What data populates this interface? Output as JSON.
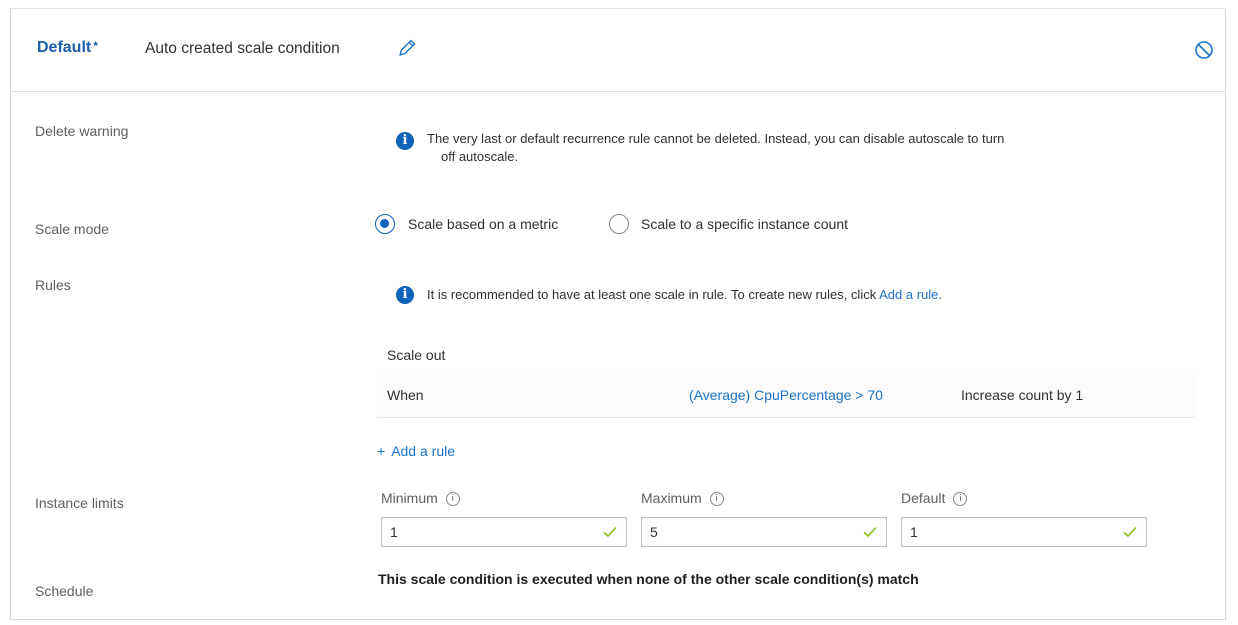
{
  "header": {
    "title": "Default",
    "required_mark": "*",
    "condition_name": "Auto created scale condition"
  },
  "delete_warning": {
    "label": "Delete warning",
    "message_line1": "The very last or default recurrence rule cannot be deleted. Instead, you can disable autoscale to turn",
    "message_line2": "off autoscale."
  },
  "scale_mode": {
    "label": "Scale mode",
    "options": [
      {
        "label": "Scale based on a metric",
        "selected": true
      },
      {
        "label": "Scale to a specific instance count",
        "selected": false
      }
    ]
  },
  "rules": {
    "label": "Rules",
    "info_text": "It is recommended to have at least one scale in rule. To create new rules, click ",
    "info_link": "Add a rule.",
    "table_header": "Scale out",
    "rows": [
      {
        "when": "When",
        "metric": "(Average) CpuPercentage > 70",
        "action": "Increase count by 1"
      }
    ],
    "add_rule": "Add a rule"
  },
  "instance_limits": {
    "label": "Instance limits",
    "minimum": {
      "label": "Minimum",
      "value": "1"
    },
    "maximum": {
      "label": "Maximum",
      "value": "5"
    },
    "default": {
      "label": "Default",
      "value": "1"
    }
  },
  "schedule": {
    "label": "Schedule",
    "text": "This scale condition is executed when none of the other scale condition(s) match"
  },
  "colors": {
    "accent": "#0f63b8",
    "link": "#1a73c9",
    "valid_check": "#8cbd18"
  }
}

________________________

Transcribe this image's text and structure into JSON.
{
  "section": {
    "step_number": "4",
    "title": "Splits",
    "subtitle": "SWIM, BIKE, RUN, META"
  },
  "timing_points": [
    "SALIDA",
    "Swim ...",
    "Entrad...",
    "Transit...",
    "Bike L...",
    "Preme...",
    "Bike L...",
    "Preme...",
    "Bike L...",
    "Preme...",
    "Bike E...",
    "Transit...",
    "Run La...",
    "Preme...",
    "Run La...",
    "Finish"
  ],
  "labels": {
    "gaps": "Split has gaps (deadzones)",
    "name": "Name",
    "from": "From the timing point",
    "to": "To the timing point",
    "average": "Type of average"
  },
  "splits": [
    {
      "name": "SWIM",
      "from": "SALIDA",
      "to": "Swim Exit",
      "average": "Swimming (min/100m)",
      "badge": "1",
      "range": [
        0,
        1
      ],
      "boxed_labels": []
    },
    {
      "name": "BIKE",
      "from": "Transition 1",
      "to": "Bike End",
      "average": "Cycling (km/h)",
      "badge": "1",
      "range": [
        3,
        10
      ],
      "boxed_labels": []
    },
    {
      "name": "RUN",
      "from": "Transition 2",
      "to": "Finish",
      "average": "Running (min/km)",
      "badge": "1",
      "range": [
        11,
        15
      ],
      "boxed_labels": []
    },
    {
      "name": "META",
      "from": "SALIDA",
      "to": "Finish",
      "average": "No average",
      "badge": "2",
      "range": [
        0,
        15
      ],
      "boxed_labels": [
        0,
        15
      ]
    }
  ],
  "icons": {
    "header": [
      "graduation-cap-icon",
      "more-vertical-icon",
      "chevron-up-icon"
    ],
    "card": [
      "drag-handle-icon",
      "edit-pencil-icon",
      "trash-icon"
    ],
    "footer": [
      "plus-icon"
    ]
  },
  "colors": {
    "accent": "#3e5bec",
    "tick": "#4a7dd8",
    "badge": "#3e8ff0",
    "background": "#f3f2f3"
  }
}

________________________

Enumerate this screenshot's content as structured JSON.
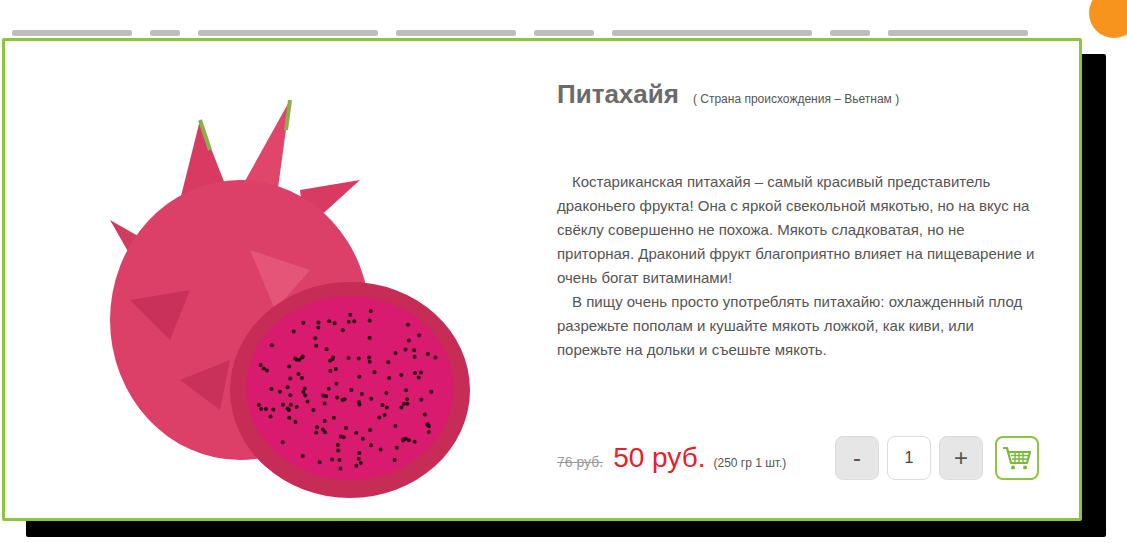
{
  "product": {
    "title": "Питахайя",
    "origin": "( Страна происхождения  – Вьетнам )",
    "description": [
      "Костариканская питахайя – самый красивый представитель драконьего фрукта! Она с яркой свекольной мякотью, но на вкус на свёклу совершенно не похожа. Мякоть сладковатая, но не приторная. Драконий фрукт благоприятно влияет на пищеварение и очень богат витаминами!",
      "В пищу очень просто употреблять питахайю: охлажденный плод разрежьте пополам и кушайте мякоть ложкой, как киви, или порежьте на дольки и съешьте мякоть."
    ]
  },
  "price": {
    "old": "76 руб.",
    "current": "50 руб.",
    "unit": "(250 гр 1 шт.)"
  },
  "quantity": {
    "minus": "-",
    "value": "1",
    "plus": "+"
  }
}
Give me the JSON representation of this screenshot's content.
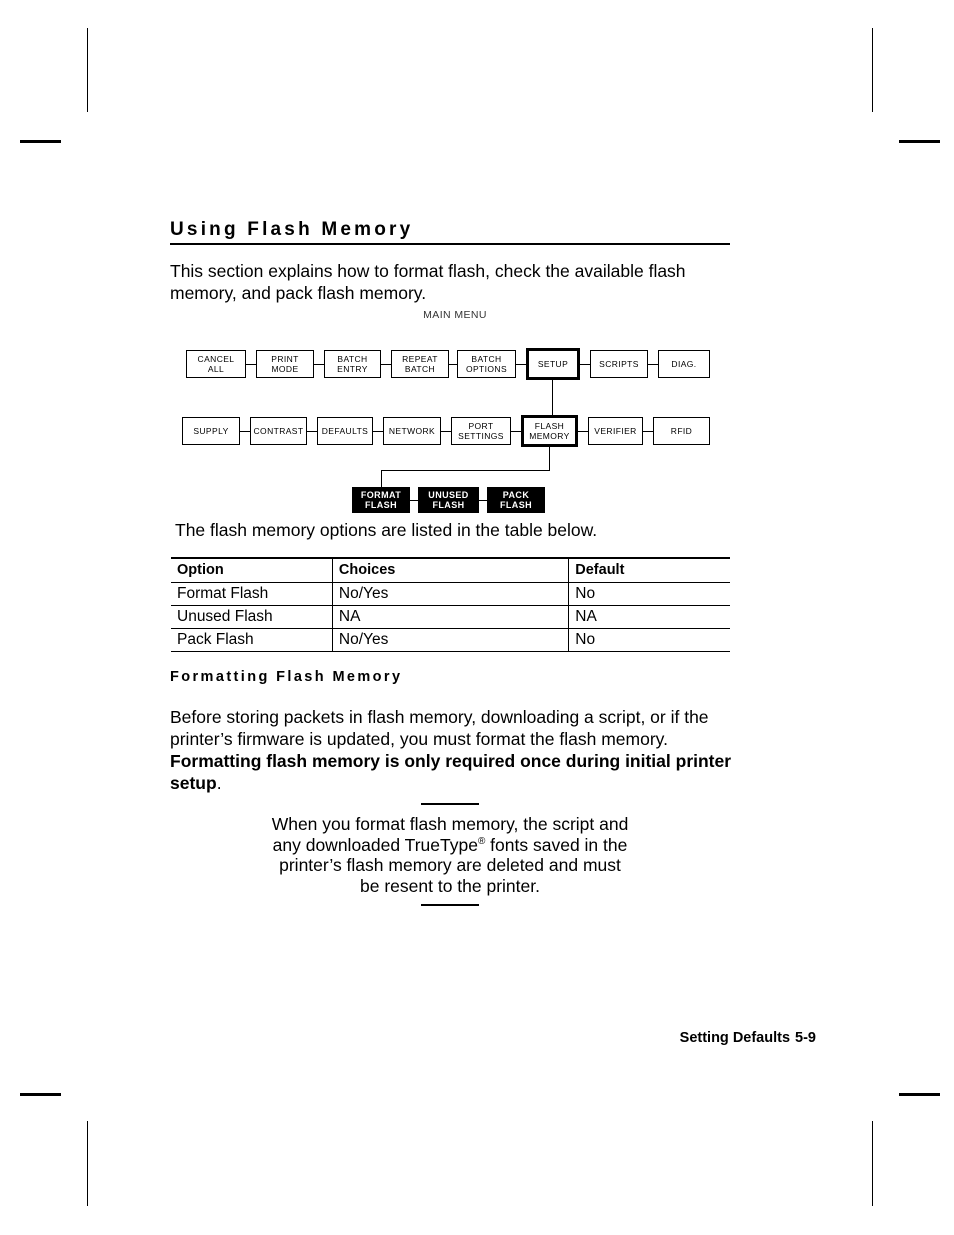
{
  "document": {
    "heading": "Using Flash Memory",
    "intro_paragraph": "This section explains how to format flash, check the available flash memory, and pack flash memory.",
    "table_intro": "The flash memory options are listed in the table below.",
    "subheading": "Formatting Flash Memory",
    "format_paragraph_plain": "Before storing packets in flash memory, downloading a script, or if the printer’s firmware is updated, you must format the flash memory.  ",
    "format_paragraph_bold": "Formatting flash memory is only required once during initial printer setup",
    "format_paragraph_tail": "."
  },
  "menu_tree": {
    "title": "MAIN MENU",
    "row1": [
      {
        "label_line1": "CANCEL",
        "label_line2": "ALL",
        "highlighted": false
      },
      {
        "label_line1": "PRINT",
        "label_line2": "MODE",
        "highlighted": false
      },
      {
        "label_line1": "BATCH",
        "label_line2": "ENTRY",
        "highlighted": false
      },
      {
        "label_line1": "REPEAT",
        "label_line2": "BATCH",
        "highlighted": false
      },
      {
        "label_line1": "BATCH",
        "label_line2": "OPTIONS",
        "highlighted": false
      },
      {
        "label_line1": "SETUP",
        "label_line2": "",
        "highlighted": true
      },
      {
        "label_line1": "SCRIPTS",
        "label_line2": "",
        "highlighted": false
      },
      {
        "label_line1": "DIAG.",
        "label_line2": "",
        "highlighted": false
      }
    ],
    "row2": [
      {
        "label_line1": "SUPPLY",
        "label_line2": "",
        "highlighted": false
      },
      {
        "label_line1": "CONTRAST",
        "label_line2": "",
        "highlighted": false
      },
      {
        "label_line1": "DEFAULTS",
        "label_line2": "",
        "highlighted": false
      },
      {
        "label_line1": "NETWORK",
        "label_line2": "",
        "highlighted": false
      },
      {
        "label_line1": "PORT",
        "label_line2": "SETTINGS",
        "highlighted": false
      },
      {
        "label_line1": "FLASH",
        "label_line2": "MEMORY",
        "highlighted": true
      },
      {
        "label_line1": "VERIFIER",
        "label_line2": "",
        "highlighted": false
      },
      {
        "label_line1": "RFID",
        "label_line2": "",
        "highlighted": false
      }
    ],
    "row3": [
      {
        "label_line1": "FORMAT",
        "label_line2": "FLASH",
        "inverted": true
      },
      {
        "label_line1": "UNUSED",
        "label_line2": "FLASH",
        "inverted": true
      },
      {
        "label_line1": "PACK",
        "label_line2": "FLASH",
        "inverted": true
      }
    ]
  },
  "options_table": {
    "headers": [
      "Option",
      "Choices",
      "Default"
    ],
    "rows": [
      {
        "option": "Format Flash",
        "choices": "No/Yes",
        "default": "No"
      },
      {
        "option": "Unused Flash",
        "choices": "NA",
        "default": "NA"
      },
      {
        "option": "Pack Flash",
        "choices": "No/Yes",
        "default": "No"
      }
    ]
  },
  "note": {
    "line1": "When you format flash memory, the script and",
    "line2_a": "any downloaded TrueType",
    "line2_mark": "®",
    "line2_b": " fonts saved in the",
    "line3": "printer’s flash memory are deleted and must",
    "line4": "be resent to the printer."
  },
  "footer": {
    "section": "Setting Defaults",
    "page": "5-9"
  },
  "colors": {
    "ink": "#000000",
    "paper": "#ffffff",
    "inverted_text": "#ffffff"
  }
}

________________________

* [TASK DESCRIPTION] In the entries above, count every line containing the word "section". Write only the total.

* [ANSWER FOR THIS EXERCISE] 3